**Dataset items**
■ ■ ■ ■ ■ ■ ■
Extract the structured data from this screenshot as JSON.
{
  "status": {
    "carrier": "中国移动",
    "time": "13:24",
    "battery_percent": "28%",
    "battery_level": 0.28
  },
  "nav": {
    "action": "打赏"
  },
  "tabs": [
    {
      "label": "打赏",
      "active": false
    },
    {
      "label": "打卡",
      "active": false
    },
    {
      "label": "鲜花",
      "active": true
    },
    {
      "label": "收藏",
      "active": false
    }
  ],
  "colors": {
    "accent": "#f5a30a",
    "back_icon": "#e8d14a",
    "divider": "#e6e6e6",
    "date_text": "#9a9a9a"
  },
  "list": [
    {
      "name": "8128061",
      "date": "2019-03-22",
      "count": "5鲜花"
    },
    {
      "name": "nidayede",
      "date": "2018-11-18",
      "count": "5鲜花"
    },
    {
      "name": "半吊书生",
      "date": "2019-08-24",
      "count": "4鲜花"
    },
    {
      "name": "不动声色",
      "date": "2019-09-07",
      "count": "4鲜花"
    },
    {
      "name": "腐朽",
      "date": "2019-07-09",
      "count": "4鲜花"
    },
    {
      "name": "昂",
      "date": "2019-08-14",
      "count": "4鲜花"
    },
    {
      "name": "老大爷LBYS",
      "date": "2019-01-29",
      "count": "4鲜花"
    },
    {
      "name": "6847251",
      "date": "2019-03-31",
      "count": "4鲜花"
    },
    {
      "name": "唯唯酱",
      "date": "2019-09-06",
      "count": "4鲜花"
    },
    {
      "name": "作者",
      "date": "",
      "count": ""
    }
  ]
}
■ ■ ■ ■ ■ ■ ■
**THE EXERCISE**
Each entry is to be returned in full, character for character.

**COMPLETE RESPONSE**
Extract the structured data from this screenshot as JSON.
{
  "status": {
    "carrier": "中国移动",
    "time": "13:24",
    "battery_percent": "28%",
    "battery_level": 0.28
  },
  "nav": {
    "action": "打赏"
  },
  "tabs": [
    {
      "label": "打赏",
      "active": false
    },
    {
      "label": "打卡",
      "active": false
    },
    {
      "label": "鲜花",
      "active": true
    },
    {
      "label": "收藏",
      "active": false
    }
  ],
  "colors": {
    "accent": "#f5a30a",
    "back_icon": "#e8d14a",
    "divider": "#e6e6e6",
    "date_text": "#9a9a9a"
  },
  "list": [
    {
      "name": "8128061",
      "date": "2019-03-22",
      "count": "5鲜花"
    },
    {
      "name": "nidayede",
      "date": "2018-11-18",
      "count": "5鲜花"
    },
    {
      "name": "半吊书生",
      "date": "2019-08-24",
      "count": "4鲜花"
    },
    {
      "name": "不动声色",
      "date": "2019-09-07",
      "count": "4鲜花"
    },
    {
      "name": "腐朽",
      "date": "2019-07-09",
      "count": "4鲜花"
    },
    {
      "name": "昂",
      "date": "2019-08-14",
      "count": "4鲜花"
    },
    {
      "name": "老大爷LBYS",
      "date": "2019-01-29",
      "count": "4鲜花"
    },
    {
      "name": "6847251",
      "date": "2019-03-31",
      "count": "4鲜花"
    },
    {
      "name": "唯唯酱",
      "date": "2019-09-06",
      "count": "4鲜花"
    },
    {
      "name": "作者",
      "date": "",
      "count": ""
    }
  ]
}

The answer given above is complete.